» What you need to do
Copy every record below exactly.

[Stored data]

-----

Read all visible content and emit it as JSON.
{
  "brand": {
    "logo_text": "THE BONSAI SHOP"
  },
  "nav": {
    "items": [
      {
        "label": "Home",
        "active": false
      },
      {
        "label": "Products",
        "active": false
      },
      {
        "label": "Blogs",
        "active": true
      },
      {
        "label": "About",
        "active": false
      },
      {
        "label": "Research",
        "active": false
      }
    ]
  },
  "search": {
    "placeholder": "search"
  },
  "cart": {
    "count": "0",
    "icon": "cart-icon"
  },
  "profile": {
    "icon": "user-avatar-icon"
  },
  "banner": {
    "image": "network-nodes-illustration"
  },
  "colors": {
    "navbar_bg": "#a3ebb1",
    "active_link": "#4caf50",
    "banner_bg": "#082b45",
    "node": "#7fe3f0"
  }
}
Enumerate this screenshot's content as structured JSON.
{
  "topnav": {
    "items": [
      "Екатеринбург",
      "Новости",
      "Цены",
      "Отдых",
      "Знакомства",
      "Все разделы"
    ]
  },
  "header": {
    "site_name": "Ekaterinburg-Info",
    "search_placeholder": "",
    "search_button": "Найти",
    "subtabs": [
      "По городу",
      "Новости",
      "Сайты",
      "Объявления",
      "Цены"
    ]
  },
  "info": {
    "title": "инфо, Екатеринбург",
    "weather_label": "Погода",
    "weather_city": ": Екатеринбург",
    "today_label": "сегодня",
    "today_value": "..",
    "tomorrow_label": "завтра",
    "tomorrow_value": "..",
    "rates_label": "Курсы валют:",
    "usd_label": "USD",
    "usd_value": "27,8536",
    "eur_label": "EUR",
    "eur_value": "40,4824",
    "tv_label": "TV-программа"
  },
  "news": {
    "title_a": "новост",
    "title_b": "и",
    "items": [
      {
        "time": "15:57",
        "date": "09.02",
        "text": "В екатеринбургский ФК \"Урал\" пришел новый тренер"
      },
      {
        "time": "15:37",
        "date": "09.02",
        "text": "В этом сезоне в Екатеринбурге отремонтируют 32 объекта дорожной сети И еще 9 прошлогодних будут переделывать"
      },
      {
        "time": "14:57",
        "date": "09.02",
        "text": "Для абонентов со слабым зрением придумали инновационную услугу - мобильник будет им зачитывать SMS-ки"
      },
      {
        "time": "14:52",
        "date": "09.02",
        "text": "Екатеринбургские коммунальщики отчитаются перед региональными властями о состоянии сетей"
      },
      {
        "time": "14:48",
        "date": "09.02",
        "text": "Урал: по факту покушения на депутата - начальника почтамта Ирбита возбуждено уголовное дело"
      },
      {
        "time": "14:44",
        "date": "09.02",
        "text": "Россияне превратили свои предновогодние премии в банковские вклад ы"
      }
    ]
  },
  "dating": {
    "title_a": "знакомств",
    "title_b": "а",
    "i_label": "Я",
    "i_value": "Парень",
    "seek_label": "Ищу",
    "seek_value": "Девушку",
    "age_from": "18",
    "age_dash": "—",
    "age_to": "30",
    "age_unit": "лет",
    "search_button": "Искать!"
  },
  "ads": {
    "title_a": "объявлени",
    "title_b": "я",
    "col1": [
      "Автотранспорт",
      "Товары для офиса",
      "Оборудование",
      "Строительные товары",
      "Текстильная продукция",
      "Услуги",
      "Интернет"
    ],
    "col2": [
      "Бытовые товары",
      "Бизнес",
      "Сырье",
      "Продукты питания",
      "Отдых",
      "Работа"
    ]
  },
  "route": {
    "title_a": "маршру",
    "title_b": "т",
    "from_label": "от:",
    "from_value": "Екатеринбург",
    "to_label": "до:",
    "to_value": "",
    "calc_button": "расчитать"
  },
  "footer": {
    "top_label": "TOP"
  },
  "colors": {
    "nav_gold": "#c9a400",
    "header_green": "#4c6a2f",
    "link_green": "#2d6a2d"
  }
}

-----

» Solution
Read all visible content and emit it as JSON.
{
  "brand": {
    "logo_text": "THE BONSAI SHOP"
  },
  "nav": {
    "items": [
      {
        "label": "Home",
        "active": false
      },
      {
        "label": "Products",
        "active": false
      },
      {
        "label": "Blogs",
        "active": true
      },
      {
        "label": "About",
        "active": false
      },
      {
        "label": "Research",
        "active": false
      }
    ]
  },
  "search": {
    "placeholder": "search"
  },
  "cart": {
    "count": "0",
    "icon": "cart-icon"
  },
  "profile": {
    "icon": "user-avatar-icon"
  },
  "banner": {
    "image": "network-nodes-illustration"
  },
  "colors": {
    "navbar_bg": "#a3ebb1",
    "active_link": "#4caf50",
    "banner_bg": "#082b45",
    "node": "#7fe3f0"
  }
}
Enumerate this screenshot's content as structured JSON.
{
  "topnav": {
    "items": [
      "Екатеринбург",
      "Новости",
      "Цены",
      "Отдых",
      "Знакомства",
      "Все разделы"
    ]
  },
  "header": {
    "site_name": "Ekaterinburg-Info",
    "search_placeholder": "",
    "search_button": "Найти",
    "subtabs": [
      "По городу",
      "Новости",
      "Сайты",
      "Объявления",
      "Цены"
    ]
  },
  "info": {
    "title": "инфо, Екатеринбург",
    "weather_label": "Погода",
    "weather_city": ": Екатеринбург",
    "today_label": "сегодня",
    "today_value": "..",
    "tomorrow_label": "завтра",
    "tomorrow_value": "..",
    "rates_label": "Курсы валют:",
    "usd_label": "USD",
    "usd_value": "27,8536",
    "eur_label": "EUR",
    "eur_value": "40,4824",
    "tv_label": "TV-программа"
  },
  "news": {
    "title_a": "новост",
    "title_b": "и",
    "items": [
      {
        "time": "15:57",
        "date": "09.02",
        "text": "В екатеринбургский ФК \"Урал\" пришел новый тренер"
      },
      {
        "time": "15:37",
        "date": "09.02",
        "text": "В этом сезоне в Екатеринбурге отремонтируют 32 объекта дорожной сети И еще 9 прошлогодних будут переделывать"
      },
      {
        "time": "14:57",
        "date": "09.02",
        "text": "Для абонентов со слабым зрением придумали инновационную услугу - мобильник будет им зачитывать SMS-ки"
      },
      {
        "time": "14:52",
        "date": "09.02",
        "text": "Екатеринбургские коммунальщики отчитаются перед региональными властями о состоянии сетей"
      },
      {
        "time": "14:48",
        "date": "09.02",
        "text": "Урал: по факту покушения на депутата - начальника почтамта Ирбита возбуждено уголовное дело"
      },
      {
        "time": "14:44",
        "date": "09.02",
        "text": "Россияне превратили свои предновогодние премии в банковские вклад ы"
      }
    ]
  },
  "dating": {
    "title_a": "знакомств",
    "title_b": "а",
    "i_label": "Я",
    "i_value": "Парень",
    "seek_label": "Ищу",
    "seek_value": "Девушку",
    "age_from": "18",
    "age_dash": "—",
    "age_to": "30",
    "age_unit": "лет",
    "search_button": "Искать!"
  },
  "ads": {
    "title_a": "объявлени",
    "title_b": "я",
    "col1": [
      "Автотранспорт",
      "Товары для офиса",
      "Оборудование",
      "Строительные товары",
      "Текстильная продукция",
      "Услуги",
      "Интернет"
    ],
    "col2": [
      "Бытовые товары",
      "Бизнес",
      "Сырье",
      "Продукты питания",
      "Отдых",
      "Работа"
    ]
  },
  "route": {
    "title_a": "маршру",
    "title_b": "т",
    "from_label": "от:",
    "from_value": "Екатеринбург",
    "to_label": "до:",
    "to_value": "",
    "calc_button": "расчитать"
  },
  "footer": {
    "top_label": "TOP"
  },
  "colors": {
    "nav_gold": "#c9a400",
    "header_green": "#4c6a2f",
    "link_green": "#2d6a2d"
  }
}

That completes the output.